Exercise prompt> The listing below should be written out exactly; please include all of it.

Records
----
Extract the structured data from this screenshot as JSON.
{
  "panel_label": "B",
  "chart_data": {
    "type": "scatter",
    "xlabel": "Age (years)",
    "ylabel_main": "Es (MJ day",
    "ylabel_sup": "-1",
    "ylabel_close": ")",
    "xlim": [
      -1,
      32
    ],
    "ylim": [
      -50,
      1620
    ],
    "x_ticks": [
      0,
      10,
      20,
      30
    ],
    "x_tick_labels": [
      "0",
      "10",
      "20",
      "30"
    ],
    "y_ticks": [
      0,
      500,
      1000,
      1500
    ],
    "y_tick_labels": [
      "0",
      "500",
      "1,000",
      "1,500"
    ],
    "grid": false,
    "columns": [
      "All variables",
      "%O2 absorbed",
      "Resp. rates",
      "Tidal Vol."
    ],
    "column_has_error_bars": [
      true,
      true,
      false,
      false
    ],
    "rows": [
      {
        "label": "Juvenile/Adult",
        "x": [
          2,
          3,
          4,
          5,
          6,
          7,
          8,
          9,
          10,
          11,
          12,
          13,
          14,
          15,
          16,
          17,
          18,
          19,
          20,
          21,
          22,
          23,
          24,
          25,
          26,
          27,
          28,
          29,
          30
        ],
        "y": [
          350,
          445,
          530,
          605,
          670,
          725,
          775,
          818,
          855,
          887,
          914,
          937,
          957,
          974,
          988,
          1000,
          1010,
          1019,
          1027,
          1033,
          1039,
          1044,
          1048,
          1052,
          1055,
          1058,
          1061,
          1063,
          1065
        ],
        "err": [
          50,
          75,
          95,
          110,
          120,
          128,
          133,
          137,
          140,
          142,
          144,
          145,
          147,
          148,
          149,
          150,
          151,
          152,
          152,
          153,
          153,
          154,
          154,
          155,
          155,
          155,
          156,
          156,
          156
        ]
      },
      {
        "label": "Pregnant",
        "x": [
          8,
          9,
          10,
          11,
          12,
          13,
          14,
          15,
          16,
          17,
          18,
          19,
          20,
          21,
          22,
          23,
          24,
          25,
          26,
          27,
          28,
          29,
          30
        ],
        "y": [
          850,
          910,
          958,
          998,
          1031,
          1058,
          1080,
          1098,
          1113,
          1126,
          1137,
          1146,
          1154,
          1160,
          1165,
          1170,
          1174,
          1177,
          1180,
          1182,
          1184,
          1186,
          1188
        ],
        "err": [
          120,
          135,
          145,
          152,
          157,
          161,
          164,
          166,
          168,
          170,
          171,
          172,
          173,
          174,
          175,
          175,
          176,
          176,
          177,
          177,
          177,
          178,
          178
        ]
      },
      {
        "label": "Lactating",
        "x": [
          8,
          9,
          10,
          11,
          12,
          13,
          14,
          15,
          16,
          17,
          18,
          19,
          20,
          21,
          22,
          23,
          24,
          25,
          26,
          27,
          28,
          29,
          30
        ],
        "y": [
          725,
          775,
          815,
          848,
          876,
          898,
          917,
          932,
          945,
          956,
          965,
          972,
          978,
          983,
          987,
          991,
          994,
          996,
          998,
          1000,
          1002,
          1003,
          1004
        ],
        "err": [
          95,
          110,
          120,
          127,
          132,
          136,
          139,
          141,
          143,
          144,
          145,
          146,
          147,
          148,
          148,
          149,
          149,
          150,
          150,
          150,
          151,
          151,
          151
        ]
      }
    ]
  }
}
----
Solution>
Extract the structured data from this screenshot as JSON.
{
  "panel_label": "B",
  "chart_data": {
    "type": "scatter",
    "xlabel": "Age (years)",
    "ylabel_main": "Es (MJ day",
    "ylabel_sup": "-1",
    "ylabel_close": ")",
    "xlim": [
      -1,
      32
    ],
    "ylim": [
      -50,
      1620
    ],
    "x_ticks": [
      0,
      10,
      20,
      30
    ],
    "x_tick_labels": [
      "0",
      "10",
      "20",
      "30"
    ],
    "y_ticks": [
      0,
      500,
      1000,
      1500
    ],
    "y_tick_labels": [
      "0",
      "500",
      "1,000",
      "1,500"
    ],
    "grid": false,
    "columns": [
      "All variables",
      "%O2 absorbed",
      "Resp. rates",
      "Tidal Vol."
    ],
    "column_has_error_bars": [
      true,
      true,
      false,
      false
    ],
    "rows": [
      {
        "label": "Juvenile/Adult",
        "x": [
          2,
          3,
          4,
          5,
          6,
          7,
          8,
          9,
          10,
          11,
          12,
          13,
          14,
          15,
          16,
          17,
          18,
          19,
          20,
          21,
          22,
          23,
          24,
          25,
          26,
          27,
          28,
          29,
          30
        ],
        "y": [
          350,
          445,
          530,
          605,
          670,
          725,
          775,
          818,
          855,
          887,
          914,
          937,
          957,
          974,
          988,
          1000,
          1010,
          1019,
          1027,
          1033,
          1039,
          1044,
          1048,
          1052,
          1055,
          1058,
          1061,
          1063,
          1065
        ],
        "err": [
          50,
          75,
          95,
          110,
          120,
          128,
          133,
          137,
          140,
          142,
          144,
          145,
          147,
          148,
          149,
          150,
          151,
          152,
          152,
          153,
          153,
          154,
          154,
          155,
          155,
          155,
          156,
          156,
          156
        ]
      },
      {
        "label": "Pregnant",
        "x": [
          8,
          9,
          10,
          11,
          12,
          13,
          14,
          15,
          16,
          17,
          18,
          19,
          20,
          21,
          22,
          23,
          24,
          25,
          26,
          27,
          28,
          29,
          30
        ],
        "y": [
          850,
          910,
          958,
          998,
          1031,
          1058,
          1080,
          1098,
          1113,
          1126,
          1137,
          1146,
          1154,
          1160,
          1165,
          1170,
          1174,
          1177,
          1180,
          1182,
          1184,
          1186,
          1188
        ],
        "err": [
          120,
          135,
          145,
          152,
          157,
          161,
          164,
          166,
          168,
          170,
          171,
          172,
          173,
          174,
          175,
          175,
          176,
          176,
          177,
          177,
          177,
          178,
          178
        ]
      },
      {
        "label": "Lactating",
        "x": [
          8,
          9,
          10,
          11,
          12,
          13,
          14,
          15,
          16,
          17,
          18,
          19,
          20,
          21,
          22,
          23,
          24,
          25,
          26,
          27,
          28,
          29,
          30
        ],
        "y": [
          725,
          775,
          815,
          848,
          876,
          898,
          917,
          932,
          945,
          956,
          965,
          972,
          978,
          983,
          987,
          991,
          994,
          996,
          998,
          1000,
          1002,
          1003,
          1004
        ],
        "err": [
          95,
          110,
          120,
          127,
          132,
          136,
          139,
          141,
          143,
          144,
          145,
          146,
          147,
          148,
          148,
          149,
          149,
          150,
          150,
          150,
          151,
          151,
          151
        ]
      }
    ]
  }
}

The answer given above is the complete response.